__TASK DESCRIPTION__
All of the material should be reproduced exactly, with pictures left out.

** begin SUPPLIED RECORDS **

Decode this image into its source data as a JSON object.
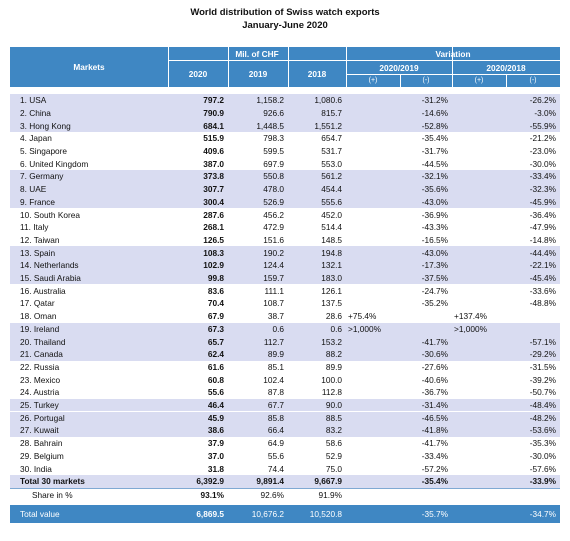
{
  "title_lines": [
    "World distribution of Swiss watch exports",
    "January-June 2020"
  ],
  "header": {
    "markets": "Markets",
    "group_values": "Mil. of CHF",
    "years": [
      "2020",
      "2019",
      "2018"
    ],
    "group_variation": "Variation",
    "periods": [
      "2020/2019",
      "2020/2018"
    ],
    "signs": [
      "(+)",
      "(-)",
      "(+)",
      "(-)"
    ]
  },
  "rows": [
    [
      "1. USA",
      "797.2",
      "1,158.2",
      "1,080.6",
      null,
      "-31.2%",
      null,
      "-26.2%"
    ],
    [
      "2. China",
      "790.9",
      "926.6",
      "815.7",
      null,
      "-14.6%",
      null,
      "-3.0%"
    ],
    [
      "3. Hong Kong",
      "684.1",
      "1,448.5",
      "1,551.2",
      null,
      "-52.8%",
      null,
      "-55.9%"
    ],
    [
      "4. Japan",
      "515.9",
      "798.3",
      "654.7",
      null,
      "-35.4%",
      null,
      "-21.2%"
    ],
    [
      "5. Singapore",
      "409.6",
      "599.5",
      "531.7",
      null,
      "-31.7%",
      null,
      "-23.0%"
    ],
    [
      "6. United Kingdom",
      "387.0",
      "697.9",
      "553.0",
      null,
      "-44.5%",
      null,
      "-30.0%"
    ],
    [
      "7. Germany",
      "373.8",
      "550.8",
      "561.2",
      null,
      "-32.1%",
      null,
      "-33.4%"
    ],
    [
      "8. UAE",
      "307.7",
      "478.0",
      "454.4",
      null,
      "-35.6%",
      null,
      "-32.3%"
    ],
    [
      "9. France",
      "300.4",
      "526.9",
      "555.6",
      null,
      "-43.0%",
      null,
      "-45.9%"
    ],
    [
      "10. South Korea",
      "287.6",
      "456.2",
      "452.0",
      null,
      "-36.9%",
      null,
      "-36.4%"
    ],
    [
      "11. Italy",
      "268.1",
      "472.9",
      "514.4",
      null,
      "-43.3%",
      null,
      "-47.9%"
    ],
    [
      "12. Taiwan",
      "126.5",
      "151.6",
      "148.5",
      null,
      "-16.5%",
      null,
      "-14.8%"
    ],
    [
      "13. Spain",
      "108.3",
      "190.2",
      "194.8",
      null,
      "-43.0%",
      null,
      "-44.4%"
    ],
    [
      "14. Netherlands",
      "102.9",
      "124.4",
      "132.1",
      null,
      "-17.3%",
      null,
      "-22.1%"
    ],
    [
      "15. Saudi Arabia",
      "99.8",
      "159.7",
      "183.0",
      null,
      "-37.5%",
      null,
      "-45.4%"
    ],
    [
      "16. Australia",
      "83.6",
      "111.1",
      "126.1",
      null,
      "-24.7%",
      null,
      "-33.6%"
    ],
    [
      "17. Qatar",
      "70.4",
      "108.7",
      "137.5",
      null,
      "-35.2%",
      null,
      "-48.8%"
    ],
    [
      "18. Oman",
      "67.9",
      "38.7",
      "28.6",
      "+75.4%",
      null,
      "+137.4%",
      null
    ],
    [
      "19. Ireland",
      "67.3",
      "0.6",
      "0.6",
      ">1,000%",
      null,
      ">1,000%",
      null
    ],
    [
      "20. Thailand",
      "65.7",
      "112.7",
      "153.2",
      null,
      "-41.7%",
      null,
      "-57.1%"
    ],
    [
      "21. Canada",
      "62.4",
      "89.9",
      "88.2",
      null,
      "-30.6%",
      null,
      "-29.2%"
    ],
    [
      "22. Russia",
      "61.6",
      "85.1",
      "89.9",
      null,
      "-27.6%",
      null,
      "-31.5%"
    ],
    [
      "23. Mexico",
      "60.8",
      "102.4",
      "100.0",
      null,
      "-40.6%",
      null,
      "-39.2%"
    ],
    [
      "24. Austria",
      "55.6",
      "87.8",
      "112.8",
      null,
      "-36.7%",
      null,
      "-50.7%"
    ],
    [
      "25. Turkey",
      "46.4",
      "67.7",
      "90.0",
      null,
      "-31.4%",
      null,
      "-48.4%"
    ],
    [
      "26. Portugal",
      "45.9",
      "85.8",
      "88.5",
      null,
      "-46.5%",
      null,
      "-48.2%"
    ],
    [
      "27. Kuwait",
      "38.6",
      "66.4",
      "83.2",
      null,
      "-41.8%",
      null,
      "-53.6%"
    ],
    [
      "28. Bahrain",
      "37.9",
      "64.9",
      "58.6",
      null,
      "-41.7%",
      null,
      "-35.3%"
    ],
    [
      "29. Belgium",
      "37.0",
      "55.6",
      "52.9",
      null,
      "-33.4%",
      null,
      "-30.0%"
    ],
    [
      "30. India",
      "31.8",
      "74.4",
      "75.0",
      null,
      "-57.2%",
      null,
      "-57.6%"
    ]
  ],
  "total": [
    "Total 30 markets",
    "6,392.9",
    "9,891.4",
    "9,667.9",
    null,
    "-35.4%",
    null,
    "-33.9%"
  ],
  "share": [
    "Share in %",
    "93.1%",
    "92.6%",
    "91.9%",
    null,
    null,
    null,
    null
  ],
  "total_value": [
    "Total value",
    "6,869.5",
    "10,676.2",
    "10,520.8",
    null,
    "-35.7%",
    null,
    "-34.7%"
  ]
}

** end SUPPLIED RECORDS **

__EXERCISE ANSWER__
Decode this image into its source data as a JSON object.
{
  "title_lines": [
    "World distribution of Swiss watch exports",
    "January-June 2020"
  ],
  "header": {
    "markets": "Markets",
    "group_values": "Mil. of CHF",
    "years": [
      "2020",
      "2019",
      "2018"
    ],
    "group_variation": "Variation",
    "periods": [
      "2020/2019",
      "2020/2018"
    ],
    "signs": [
      "(+)",
      "(-)",
      "(+)",
      "(-)"
    ]
  },
  "rows": [
    [
      "1. USA",
      "797.2",
      "1,158.2",
      "1,080.6",
      null,
      "-31.2%",
      null,
      "-26.2%"
    ],
    [
      "2. China",
      "790.9",
      "926.6",
      "815.7",
      null,
      "-14.6%",
      null,
      "-3.0%"
    ],
    [
      "3. Hong Kong",
      "684.1",
      "1,448.5",
      "1,551.2",
      null,
      "-52.8%",
      null,
      "-55.9%"
    ],
    [
      "4. Japan",
      "515.9",
      "798.3",
      "654.7",
      null,
      "-35.4%",
      null,
      "-21.2%"
    ],
    [
      "5. Singapore",
      "409.6",
      "599.5",
      "531.7",
      null,
      "-31.7%",
      null,
      "-23.0%"
    ],
    [
      "6. United Kingdom",
      "387.0",
      "697.9",
      "553.0",
      null,
      "-44.5%",
      null,
      "-30.0%"
    ],
    [
      "7. Germany",
      "373.8",
      "550.8",
      "561.2",
      null,
      "-32.1%",
      null,
      "-33.4%"
    ],
    [
      "8. UAE",
      "307.7",
      "478.0",
      "454.4",
      null,
      "-35.6%",
      null,
      "-32.3%"
    ],
    [
      "9. France",
      "300.4",
      "526.9",
      "555.6",
      null,
      "-43.0%",
      null,
      "-45.9%"
    ],
    [
      "10. South Korea",
      "287.6",
      "456.2",
      "452.0",
      null,
      "-36.9%",
      null,
      "-36.4%"
    ],
    [
      "11. Italy",
      "268.1",
      "472.9",
      "514.4",
      null,
      "-43.3%",
      null,
      "-47.9%"
    ],
    [
      "12. Taiwan",
      "126.5",
      "151.6",
      "148.5",
      null,
      "-16.5%",
      null,
      "-14.8%"
    ],
    [
      "13. Spain",
      "108.3",
      "190.2",
      "194.8",
      null,
      "-43.0%",
      null,
      "-44.4%"
    ],
    [
      "14. Netherlands",
      "102.9",
      "124.4",
      "132.1",
      null,
      "-17.3%",
      null,
      "-22.1%"
    ],
    [
      "15. Saudi Arabia",
      "99.8",
      "159.7",
      "183.0",
      null,
      "-37.5%",
      null,
      "-45.4%"
    ],
    [
      "16. Australia",
      "83.6",
      "111.1",
      "126.1",
      null,
      "-24.7%",
      null,
      "-33.6%"
    ],
    [
      "17. Qatar",
      "70.4",
      "108.7",
      "137.5",
      null,
      "-35.2%",
      null,
      "-48.8%"
    ],
    [
      "18. Oman",
      "67.9",
      "38.7",
      "28.6",
      "+75.4%",
      null,
      "+137.4%",
      null
    ],
    [
      "19. Ireland",
      "67.3",
      "0.6",
      "0.6",
      ">1,000%",
      null,
      ">1,000%",
      null
    ],
    [
      "20. Thailand",
      "65.7",
      "112.7",
      "153.2",
      null,
      "-41.7%",
      null,
      "-57.1%"
    ],
    [
      "21. Canada",
      "62.4",
      "89.9",
      "88.2",
      null,
      "-30.6%",
      null,
      "-29.2%"
    ],
    [
      "22. Russia",
      "61.6",
      "85.1",
      "89.9",
      null,
      "-27.6%",
      null,
      "-31.5%"
    ],
    [
      "23. Mexico",
      "60.8",
      "102.4",
      "100.0",
      null,
      "-40.6%",
      null,
      "-39.2%"
    ],
    [
      "24. Austria",
      "55.6",
      "87.8",
      "112.8",
      null,
      "-36.7%",
      null,
      "-50.7%"
    ],
    [
      "25. Turkey",
      "46.4",
      "67.7",
      "90.0",
      null,
      "-31.4%",
      null,
      "-48.4%"
    ],
    [
      "26. Portugal",
      "45.9",
      "85.8",
      "88.5",
      null,
      "-46.5%",
      null,
      "-48.2%"
    ],
    [
      "27. Kuwait",
      "38.6",
      "66.4",
      "83.2",
      null,
      "-41.8%",
      null,
      "-53.6%"
    ],
    [
      "28. Bahrain",
      "37.9",
      "64.9",
      "58.6",
      null,
      "-41.7%",
      null,
      "-35.3%"
    ],
    [
      "29. Belgium",
      "37.0",
      "55.6",
      "52.9",
      null,
      "-33.4%",
      null,
      "-30.0%"
    ],
    [
      "30. India",
      "31.8",
      "74.4",
      "75.0",
      null,
      "-57.2%",
      null,
      "-57.6%"
    ]
  ],
  "total": [
    "Total 30 markets",
    "6,392.9",
    "9,891.4",
    "9,667.9",
    null,
    "-35.4%",
    null,
    "-33.9%"
  ],
  "share": [
    "Share in %",
    "93.1%",
    "92.6%",
    "91.9%",
    null,
    null,
    null,
    null
  ],
  "total_value": [
    "Total value",
    "6,869.5",
    "10,676.2",
    "10,520.8",
    null,
    "-35.7%",
    null,
    "-34.7%"
  ]
}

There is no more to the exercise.